* [Challenge]: How many lines in these records hold the string "high"? Reply with the number alone.

▬▬▬▬▬▬

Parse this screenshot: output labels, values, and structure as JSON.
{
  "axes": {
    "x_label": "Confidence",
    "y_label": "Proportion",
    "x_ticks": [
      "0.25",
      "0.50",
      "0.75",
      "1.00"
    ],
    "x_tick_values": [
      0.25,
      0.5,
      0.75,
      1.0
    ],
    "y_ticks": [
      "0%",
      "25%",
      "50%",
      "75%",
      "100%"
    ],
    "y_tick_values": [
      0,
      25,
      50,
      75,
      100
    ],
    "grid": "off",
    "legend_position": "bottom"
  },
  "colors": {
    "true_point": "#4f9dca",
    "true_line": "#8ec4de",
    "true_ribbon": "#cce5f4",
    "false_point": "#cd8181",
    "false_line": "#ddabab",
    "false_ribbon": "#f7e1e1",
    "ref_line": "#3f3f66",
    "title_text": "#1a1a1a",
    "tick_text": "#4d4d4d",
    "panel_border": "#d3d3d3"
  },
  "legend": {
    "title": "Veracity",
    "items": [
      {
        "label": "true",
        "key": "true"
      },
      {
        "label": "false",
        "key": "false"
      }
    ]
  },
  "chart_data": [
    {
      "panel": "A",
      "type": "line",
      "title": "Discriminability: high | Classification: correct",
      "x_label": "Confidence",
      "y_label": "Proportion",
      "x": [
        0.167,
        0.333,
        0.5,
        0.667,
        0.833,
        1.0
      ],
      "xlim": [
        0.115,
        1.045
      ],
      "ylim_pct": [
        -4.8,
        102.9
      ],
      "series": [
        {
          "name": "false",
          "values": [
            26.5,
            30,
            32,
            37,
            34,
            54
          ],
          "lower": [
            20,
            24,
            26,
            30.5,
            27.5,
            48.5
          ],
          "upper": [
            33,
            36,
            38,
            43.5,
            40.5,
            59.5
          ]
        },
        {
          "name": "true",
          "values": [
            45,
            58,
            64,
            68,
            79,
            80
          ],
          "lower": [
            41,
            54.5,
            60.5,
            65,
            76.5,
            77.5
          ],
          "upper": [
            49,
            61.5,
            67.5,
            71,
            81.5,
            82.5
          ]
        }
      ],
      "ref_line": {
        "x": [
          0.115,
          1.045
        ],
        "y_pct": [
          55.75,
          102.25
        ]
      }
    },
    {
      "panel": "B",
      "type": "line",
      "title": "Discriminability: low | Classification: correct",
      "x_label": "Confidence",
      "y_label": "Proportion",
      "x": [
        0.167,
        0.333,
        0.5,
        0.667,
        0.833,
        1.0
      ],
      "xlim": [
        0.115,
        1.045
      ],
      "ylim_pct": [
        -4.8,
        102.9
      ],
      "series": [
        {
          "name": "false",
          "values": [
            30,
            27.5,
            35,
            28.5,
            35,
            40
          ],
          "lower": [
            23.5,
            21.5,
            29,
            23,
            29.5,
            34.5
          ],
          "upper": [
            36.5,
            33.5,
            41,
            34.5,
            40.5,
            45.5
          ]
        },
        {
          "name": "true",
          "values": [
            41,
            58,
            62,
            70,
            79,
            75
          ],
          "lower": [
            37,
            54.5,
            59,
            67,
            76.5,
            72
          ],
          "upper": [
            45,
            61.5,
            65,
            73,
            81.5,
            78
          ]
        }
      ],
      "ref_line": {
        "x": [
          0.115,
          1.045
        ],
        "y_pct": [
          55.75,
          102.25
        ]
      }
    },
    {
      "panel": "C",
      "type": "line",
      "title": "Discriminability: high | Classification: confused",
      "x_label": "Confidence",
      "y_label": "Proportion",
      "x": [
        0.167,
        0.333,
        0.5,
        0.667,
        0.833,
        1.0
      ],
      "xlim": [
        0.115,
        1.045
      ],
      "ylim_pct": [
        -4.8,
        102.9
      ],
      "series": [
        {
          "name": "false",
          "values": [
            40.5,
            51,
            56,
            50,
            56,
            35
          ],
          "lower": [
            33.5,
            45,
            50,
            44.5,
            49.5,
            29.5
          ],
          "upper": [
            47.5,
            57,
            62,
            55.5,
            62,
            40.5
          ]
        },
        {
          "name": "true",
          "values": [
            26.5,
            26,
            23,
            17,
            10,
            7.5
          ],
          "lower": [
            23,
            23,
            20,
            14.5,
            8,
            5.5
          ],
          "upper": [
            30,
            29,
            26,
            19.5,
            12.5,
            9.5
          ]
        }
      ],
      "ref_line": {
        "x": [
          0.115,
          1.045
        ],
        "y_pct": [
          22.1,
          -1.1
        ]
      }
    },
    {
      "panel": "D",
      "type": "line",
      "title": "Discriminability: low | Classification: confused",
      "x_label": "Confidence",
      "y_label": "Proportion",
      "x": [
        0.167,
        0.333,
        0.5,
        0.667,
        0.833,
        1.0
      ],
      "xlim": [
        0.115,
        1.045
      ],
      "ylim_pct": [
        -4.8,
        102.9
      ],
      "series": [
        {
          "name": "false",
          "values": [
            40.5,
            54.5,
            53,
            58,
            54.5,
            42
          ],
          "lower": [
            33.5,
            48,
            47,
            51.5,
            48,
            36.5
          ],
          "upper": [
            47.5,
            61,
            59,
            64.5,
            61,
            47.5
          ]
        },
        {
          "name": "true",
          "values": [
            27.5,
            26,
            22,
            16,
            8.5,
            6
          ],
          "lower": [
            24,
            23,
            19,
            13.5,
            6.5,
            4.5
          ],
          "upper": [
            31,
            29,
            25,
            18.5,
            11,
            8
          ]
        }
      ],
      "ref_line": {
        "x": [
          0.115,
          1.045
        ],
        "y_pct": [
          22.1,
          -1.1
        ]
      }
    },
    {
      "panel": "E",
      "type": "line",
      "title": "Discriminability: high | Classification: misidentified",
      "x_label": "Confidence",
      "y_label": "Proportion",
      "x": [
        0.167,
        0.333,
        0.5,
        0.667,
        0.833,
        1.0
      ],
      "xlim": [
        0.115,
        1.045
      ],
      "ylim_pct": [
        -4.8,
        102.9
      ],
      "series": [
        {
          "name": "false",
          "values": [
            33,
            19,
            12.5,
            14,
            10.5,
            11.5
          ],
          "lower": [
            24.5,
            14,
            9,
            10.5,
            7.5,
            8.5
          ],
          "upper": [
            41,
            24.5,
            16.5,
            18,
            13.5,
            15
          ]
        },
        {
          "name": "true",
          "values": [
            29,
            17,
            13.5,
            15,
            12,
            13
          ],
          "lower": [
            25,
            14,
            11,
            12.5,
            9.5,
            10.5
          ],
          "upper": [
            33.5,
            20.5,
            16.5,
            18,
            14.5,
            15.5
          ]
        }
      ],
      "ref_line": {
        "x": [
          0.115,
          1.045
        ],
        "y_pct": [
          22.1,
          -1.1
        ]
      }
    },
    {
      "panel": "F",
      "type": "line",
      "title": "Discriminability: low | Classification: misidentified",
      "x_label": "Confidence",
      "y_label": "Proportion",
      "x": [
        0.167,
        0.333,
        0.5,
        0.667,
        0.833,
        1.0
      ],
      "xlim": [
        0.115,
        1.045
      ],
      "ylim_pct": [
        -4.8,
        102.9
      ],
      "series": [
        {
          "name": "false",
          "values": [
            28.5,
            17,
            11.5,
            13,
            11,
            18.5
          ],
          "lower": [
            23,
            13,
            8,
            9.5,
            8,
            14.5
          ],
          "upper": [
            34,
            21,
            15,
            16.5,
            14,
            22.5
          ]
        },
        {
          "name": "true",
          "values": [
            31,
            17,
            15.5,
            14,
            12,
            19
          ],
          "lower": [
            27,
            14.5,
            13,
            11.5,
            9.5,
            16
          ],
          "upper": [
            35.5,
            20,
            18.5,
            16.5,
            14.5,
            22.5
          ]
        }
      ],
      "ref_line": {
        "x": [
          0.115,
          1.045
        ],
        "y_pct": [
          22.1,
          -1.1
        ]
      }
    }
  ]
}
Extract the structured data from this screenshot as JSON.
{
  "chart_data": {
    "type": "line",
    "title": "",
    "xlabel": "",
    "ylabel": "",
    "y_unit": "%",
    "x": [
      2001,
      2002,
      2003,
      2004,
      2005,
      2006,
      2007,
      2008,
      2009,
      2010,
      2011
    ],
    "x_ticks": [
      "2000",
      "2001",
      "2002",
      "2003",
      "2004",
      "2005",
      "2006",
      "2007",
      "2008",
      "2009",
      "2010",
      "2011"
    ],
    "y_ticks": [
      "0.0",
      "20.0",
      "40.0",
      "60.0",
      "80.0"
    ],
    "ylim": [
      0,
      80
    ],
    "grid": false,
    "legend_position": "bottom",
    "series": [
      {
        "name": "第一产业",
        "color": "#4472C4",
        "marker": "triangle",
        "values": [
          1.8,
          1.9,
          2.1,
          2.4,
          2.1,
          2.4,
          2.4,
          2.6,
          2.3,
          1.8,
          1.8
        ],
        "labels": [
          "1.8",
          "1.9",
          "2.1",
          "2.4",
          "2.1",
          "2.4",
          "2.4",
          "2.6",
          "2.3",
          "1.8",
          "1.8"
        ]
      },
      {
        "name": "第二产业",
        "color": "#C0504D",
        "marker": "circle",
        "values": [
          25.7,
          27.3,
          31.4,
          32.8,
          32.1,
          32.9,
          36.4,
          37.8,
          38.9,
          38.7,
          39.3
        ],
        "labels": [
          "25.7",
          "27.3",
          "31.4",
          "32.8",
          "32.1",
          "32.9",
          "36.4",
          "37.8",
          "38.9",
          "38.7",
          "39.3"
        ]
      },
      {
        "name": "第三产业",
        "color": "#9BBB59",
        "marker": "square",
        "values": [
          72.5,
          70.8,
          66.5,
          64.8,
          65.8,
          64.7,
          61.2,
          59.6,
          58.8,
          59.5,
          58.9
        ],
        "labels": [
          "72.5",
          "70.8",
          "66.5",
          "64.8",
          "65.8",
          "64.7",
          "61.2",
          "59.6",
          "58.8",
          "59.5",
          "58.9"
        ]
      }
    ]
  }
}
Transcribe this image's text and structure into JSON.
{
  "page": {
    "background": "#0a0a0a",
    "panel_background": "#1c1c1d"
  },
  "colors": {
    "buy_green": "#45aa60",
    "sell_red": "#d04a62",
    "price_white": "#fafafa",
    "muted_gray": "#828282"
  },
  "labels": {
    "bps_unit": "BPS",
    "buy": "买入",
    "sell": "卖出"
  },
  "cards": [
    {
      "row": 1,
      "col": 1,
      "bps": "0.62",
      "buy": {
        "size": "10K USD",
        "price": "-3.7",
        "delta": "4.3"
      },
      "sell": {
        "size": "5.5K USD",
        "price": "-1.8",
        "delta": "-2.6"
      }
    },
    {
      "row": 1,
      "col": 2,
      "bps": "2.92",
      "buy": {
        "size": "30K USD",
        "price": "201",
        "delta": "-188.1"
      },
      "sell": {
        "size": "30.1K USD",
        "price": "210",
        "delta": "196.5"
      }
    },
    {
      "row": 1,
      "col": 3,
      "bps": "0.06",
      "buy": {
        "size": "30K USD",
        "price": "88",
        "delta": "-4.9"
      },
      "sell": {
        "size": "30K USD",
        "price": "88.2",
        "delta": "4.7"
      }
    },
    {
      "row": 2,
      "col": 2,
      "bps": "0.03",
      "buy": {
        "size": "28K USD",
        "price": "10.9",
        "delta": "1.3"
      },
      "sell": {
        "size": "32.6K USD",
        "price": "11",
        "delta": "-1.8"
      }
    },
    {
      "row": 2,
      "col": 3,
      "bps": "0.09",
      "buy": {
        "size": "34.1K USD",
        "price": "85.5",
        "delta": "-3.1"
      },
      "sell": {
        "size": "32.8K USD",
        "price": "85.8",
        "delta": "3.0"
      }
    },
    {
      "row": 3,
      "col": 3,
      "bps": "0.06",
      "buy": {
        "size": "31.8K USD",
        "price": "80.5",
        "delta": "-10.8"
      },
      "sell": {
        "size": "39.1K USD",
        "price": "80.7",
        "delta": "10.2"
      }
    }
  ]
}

▬▬▬▬▬▬

* [Output]: 3